■ Given request ■
Copy the entries below exactly. Images do not belong in the copy.

■ Recorded data ■
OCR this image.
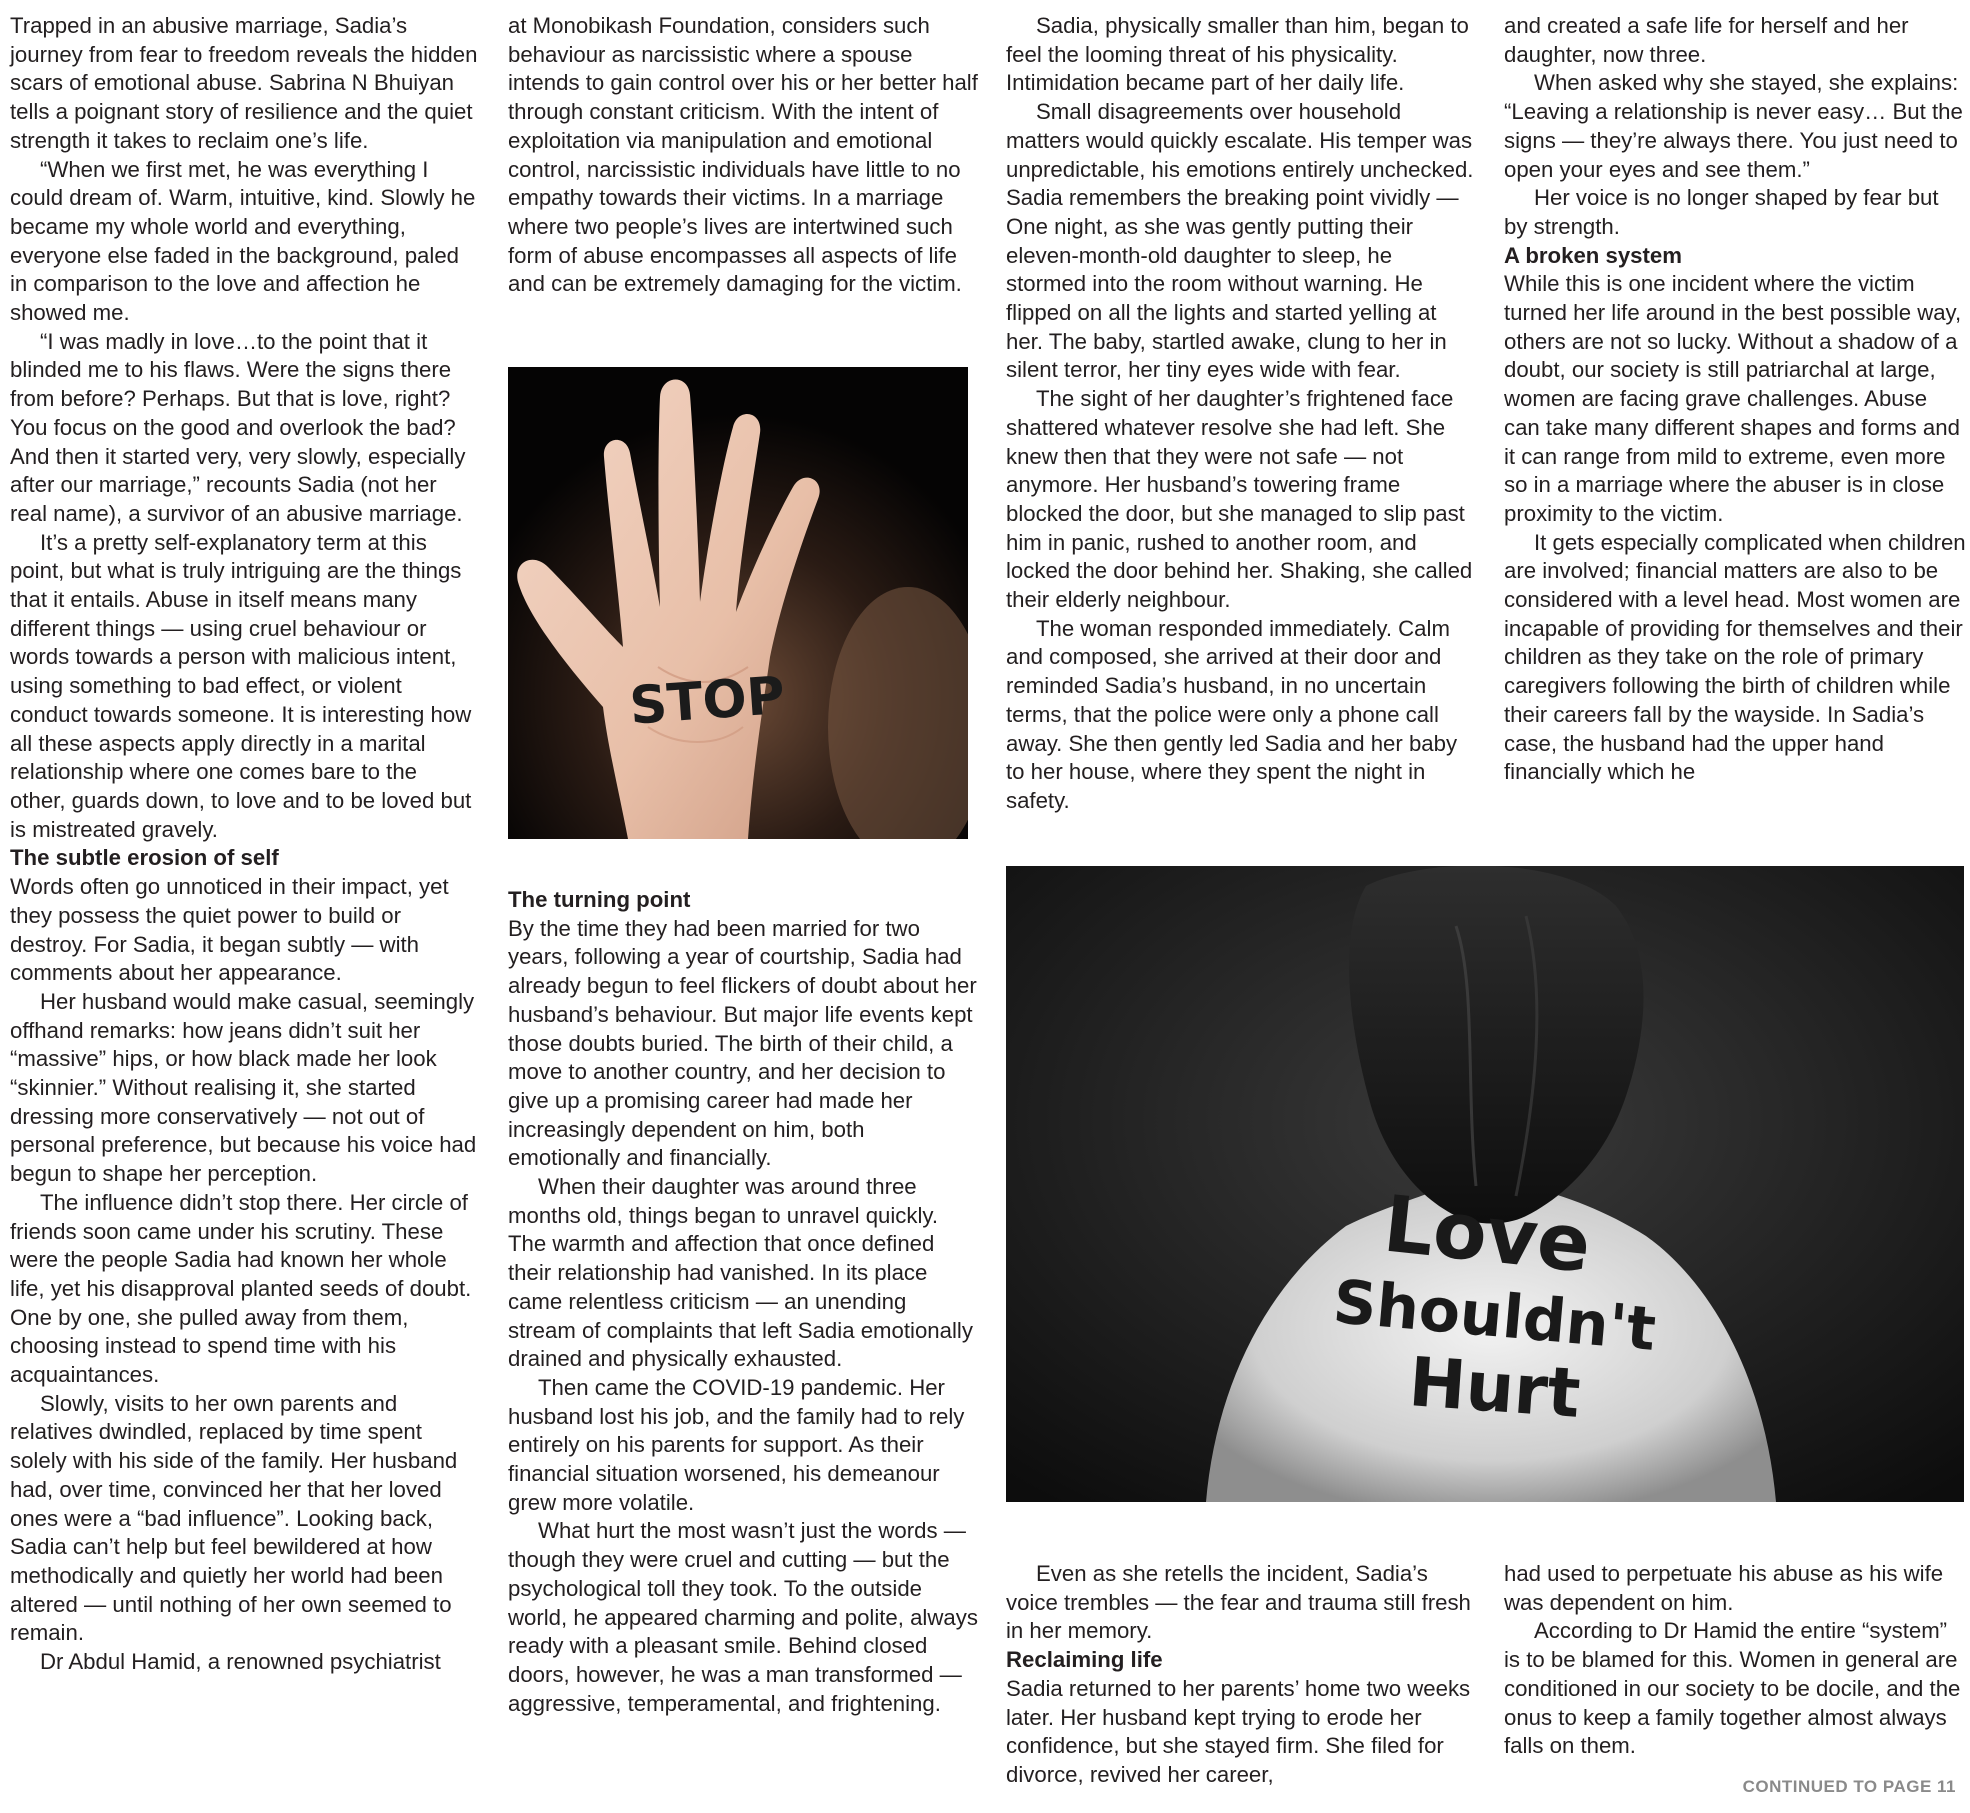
Trapped in an abusive marriage, Sadia’s journey from fear to freedom reveals the hidden scars of emotional abuse. Sabrina N Bhuiyan tells a poignant story of resilience and the quiet strength it takes to reclaim one’s life.

“When we first met, he was everything I could dream of. Warm, intuitive, kind. Slowly he became my whole world and everything, everyone else faded in the background, paled in comparison to the love and affection he showed me.

“I was madly in love…to the point that it blinded me to his flaws. Were the signs there from before? Perhaps. But that is love, right? You focus on the good and overlook the bad? And then it started very, very slowly, especially after our marriage,” recounts Sadia (not her real name), a survivor of an abusive marriage.

It’s a pretty self-explanatory term at this point, but what is truly intriguing are the things that it entails. Abuse in itself means many different things — using cruel behaviour or words towards a person with malicious intent, using something to bad effect, or violent conduct towards someone. It is interesting how all these aspects apply directly in a marital relationship where one comes bare to the other, guards down, to love and to be loved but is mistreated gravely.

The subtle erosion of self

Words often go unnoticed in their impact, yet they possess the quiet power to build or destroy. For Sadia, it began subtly — with comments about her appearance.

Her husband would make casual, seemingly offhand remarks: how jeans didn’t suit her “massive” hips, or how black made her look “skinnier.” Without realising it, she started dressing more conservatively — not out of personal preference, but because his voice had begun to shape her perception.

The influence didn’t stop there. Her circle of friends soon came under his scrutiny. These were the people Sadia had known her whole life, yet his disapproval planted seeds of doubt. One by one, she pulled away from them, choosing instead to spend time with his acquaintances.

Slowly, visits to her own parents and relatives dwindled, replaced by time spent solely with his side of the family. Her husband had, over time, convinced her that her loved ones were a “bad influence”. Looking back, Sadia can’t help but feel bewildered at how methodically and quietly her world had been altered — until nothing of her own seemed to remain.

Dr Abdul Hamid, a renowned psychiatrist

at Monobikash Foundation, considers such behaviour as narcissistic where a spouse intends to gain control over his or her better half through constant criticism. With the intent of exploitation via manipulation and emotional control, narcissistic individuals have little to no empathy towards their victims. In a marriage where two people’s lives are intertwined such form of abuse encompasses all aspects of life and can be extremely damaging for the victim.

STOP
The turning point

By the time they had been married for two years, following a year of courtship, Sadia had already begun to feel flickers of doubt about her husband’s behaviour. But major life events kept those doubts buried. The birth of their child, a move to another country, and her decision to give up a promising career had made her increasingly dependent on him, both emotionally and financially.

When their daughter was around three months old, things began to unravel quickly. The warmth and affection that once defined their relationship had vanished. In its place came relentless criticism — an unending stream of complaints that left Sadia emotionally drained and physically exhausted.

Then came the COVID-19 pandemic. Her husband lost his job, and the family had to rely entirely on his parents for support. As their financial situation worsened, his demeanour grew more volatile.

What hurt the most wasn’t just the words — though they were cruel and cutting — but the psychological toll they took. To the outside world, he appeared charming and polite, always ready with a pleasant smile. Behind closed doors, however, he was a man transformed — aggressive, temperamental, and frightening.

Sadia, physically smaller than him, began to feel the looming threat of his physicality. Intimidation became part of her daily life.

Small disagreements over household matters would quickly escalate. His temper was unpredictable, his emotions entirely unchecked. Sadia remembers the breaking point vividly — One night, as she was gently putting their eleven-month-old daughter to sleep, he stormed into the room without warning. He flipped on all the lights and started yelling at her. The baby, startled awake, clung to her in silent terror, her tiny eyes wide with fear.

The sight of her daughter’s frightened face shattered whatever resolve she had left. She knew then that they were not safe — not anymore. Her husband’s towering frame blocked the door, but she managed to slip past him in panic, rushed to another room, and locked the door behind her. Shaking, she called their elderly neighbour.

The woman responded immediately. Calm and composed, she arrived at their door and reminded Sadia’s husband, in no uncertain terms, that the police were only a phone call away. She then gently led Sadia and her baby to her house, where they spent the night in safety.

and created a safe life for herself and her daughter, now three.

When asked why she stayed, she explains: “Leaving a relationship is never easy… But the signs — they’re always there. You just need to open your eyes and see them.”

Her voice is no longer shaped by fear but by strength.

A broken system

While this is one incident where the victim turned her life around in the best possible way, others are not so lucky. Without a shadow of a doubt, our society is still patriarchal at large, women are facing grave challenges. Abuse can take many different shapes and forms and it can range from mild to extreme, even more so in a marriage where the abuser is in close proximity to the victim.

It gets especially complicated when children are involved; financial matters are also to be considered with a level head. Most women are incapable of providing for themselves and their children as they take on the role of primary caregivers following the birth of children while their careers fall by the wayside. In Sadia’s case, the husband had the upper hand financially which he

Love
Shouldn't
Hurt

Even as she retells the incident, Sadia’s voice trembles — the fear and trauma still fresh in her memory.

Reclaiming life

Sadia returned to her parents’ home two weeks later. Her husband kept trying to erode her confidence, but she stayed firm. She filed for divorce, revived her career,

had used to perpetuate his abuse as his wife was dependent on him.

According to Dr Hamid the entire “system” is to be blamed for this. Women in general are conditioned in our society to be docile, and the onus to keep a family together almost always falls on them.

CONTINUED TO PAGE 11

■ Solution to the exercise ■
OCR this image.
Trapped in an abusive marriage, Sadia’s journey from fear to freedom reveals the hidden scars of emotional abuse. Sabrina N Bhuiyan tells a poignant story of resilience and the quiet strength it takes to reclaim one’s life.

“When we first met, he was everything I could dream of. Warm, intuitive, kind. Slowly he became my whole world and everything, everyone else faded in the background, paled in comparison to the love and affection he showed me.

“I was madly in love…to the point that it blinded me to his flaws. Were the signs there from before? Perhaps. But that is love, right? You focus on the good and overlook the bad? And then it started very, very slowly, especially after our marriage,” recounts Sadia (not her real name), a survivor of an abusive marriage.

It’s a pretty self-explanatory term at this point, but what is truly intriguing are the things that it entails. Abuse in itself means many different things — using cruel behaviour or words towards a person with malicious intent, using something to bad effect, or violent conduct towards someone. It is interesting how all these aspects apply directly in a marital relationship where one comes bare to the other, guards down, to love and to be loved but is mistreated gravely.

The subtle erosion of self

Words often go unnoticed in their impact, yet they possess the quiet power to build or destroy. For Sadia, it began subtly — with comments about her appearance.

Her husband would make casual, seemingly offhand remarks: how jeans didn’t suit her “massive” hips, or how black made her look “skinnier.” Without realising it, she started dressing more conservatively — not out of personal preference, but because his voice had begun to shape her perception.

The influence didn’t stop there. Her circle of friends soon came under his scrutiny. These were the people Sadia had known her whole life, yet his disapproval planted seeds of doubt. One by one, she pulled away from them, choosing instead to spend time with his acquaintances.

Slowly, visits to her own parents and relatives dwindled, replaced by time spent solely with his side of the family. Her husband had, over time, convinced her that her loved ones were a “bad influence”. Looking back, Sadia can’t help but feel bewildered at how methodically and quietly her world had been altered — until nothing of her own seemed to remain.

Dr Abdul Hamid, a renowned psychiatrist

at Monobikash Foundation, considers such behaviour as narcissistic where a spouse intends to gain control over his or her better half through constant criticism. With the intent of exploitation via manipulation and emotional control, narcissistic individuals have little to no empathy towards their victims. In a marriage where two people’s lives are intertwined such form of abuse encompasses all aspects of life and can be extremely damaging for the victim.

STOP
The turning point

By the time they had been married for two years, following a year of courtship, Sadia had already begun to feel flickers of doubt about her husband’s behaviour. But major life events kept those doubts buried. The birth of their child, a move to another country, and her decision to give up a promising career had made her increasingly dependent on him, both emotionally and financially.

When their daughter was around three months old, things began to unravel quickly. The warmth and affection that once defined their relationship had vanished. In its place came relentless criticism — an unending stream of complaints that left Sadia emotionally drained and physically exhausted.

Then came the COVID-19 pandemic. Her husband lost his job, and the family had to rely entirely on his parents for support. As their financial situation worsened, his demeanour grew more volatile.

What hurt the most wasn’t just the words — though they were cruel and cutting — but the psychological toll they took. To the outside world, he appeared charming and polite, always ready with a pleasant smile. Behind closed doors, however, he was a man transformed — aggressive, temperamental, and frightening.

Sadia, physically smaller than him, began to feel the looming threat of his physicality. Intimidation became part of her daily life.

Small disagreements over household matters would quickly escalate. His temper was unpredictable, his emotions entirely unchecked. Sadia remembers the breaking point vividly — One night, as she was gently putting their eleven-month-old daughter to sleep, he stormed into the room without warning. He flipped on all the lights and started yelling at her. The baby, startled awake, clung to her in silent terror, her tiny eyes wide with fear.

The sight of her daughter’s frightened face shattered whatever resolve she had left. She knew then that they were not safe — not anymore. Her husband’s towering frame blocked the door, but she managed to slip past him in panic, rushed to another room, and locked the door behind her. Shaking, she called their elderly neighbour.

The woman responded immediately. Calm and composed, she arrived at their door and reminded Sadia’s husband, in no uncertain terms, that the police were only a phone call away. She then gently led Sadia and her baby to her house, where they spent the night in safety.

and created a safe life for herself and her daughter, now three.

When asked why she stayed, she explains: “Leaving a relationship is never easy… But the signs — they’re always there. You just need to open your eyes and see them.”

Her voice is no longer shaped by fear but by strength.

A broken system

While this is one incident where the victim turned her life around in the best possible way, others are not so lucky. Without a shadow of a doubt, our society is still patriarchal at large, women are facing grave challenges. Abuse can take many different shapes and forms and it can range from mild to extreme, even more so in a marriage where the abuser is in close proximity to the victim.

It gets especially complicated when children are involved; financial matters are also to be considered with a level head. Most women are incapable of providing for themselves and their children as they take on the role of primary caregivers following the birth of children while their careers fall by the wayside. In Sadia’s case, the husband had the upper hand financially which he

Love
Shouldn't
Hurt

Even as she retells the incident, Sadia’s voice trembles — the fear and trauma still fresh in her memory.

Reclaiming life

Sadia returned to her parents’ home two weeks later. Her husband kept trying to erode her confidence, but she stayed firm. She filed for divorce, revived her career,

had used to perpetuate his abuse as his wife was dependent on him.

According to Dr Hamid the entire “system” is to be blamed for this. Women in general are conditioned in our society to be docile, and the onus to keep a family together almost always falls on them.

CONTINUED TO PAGE 11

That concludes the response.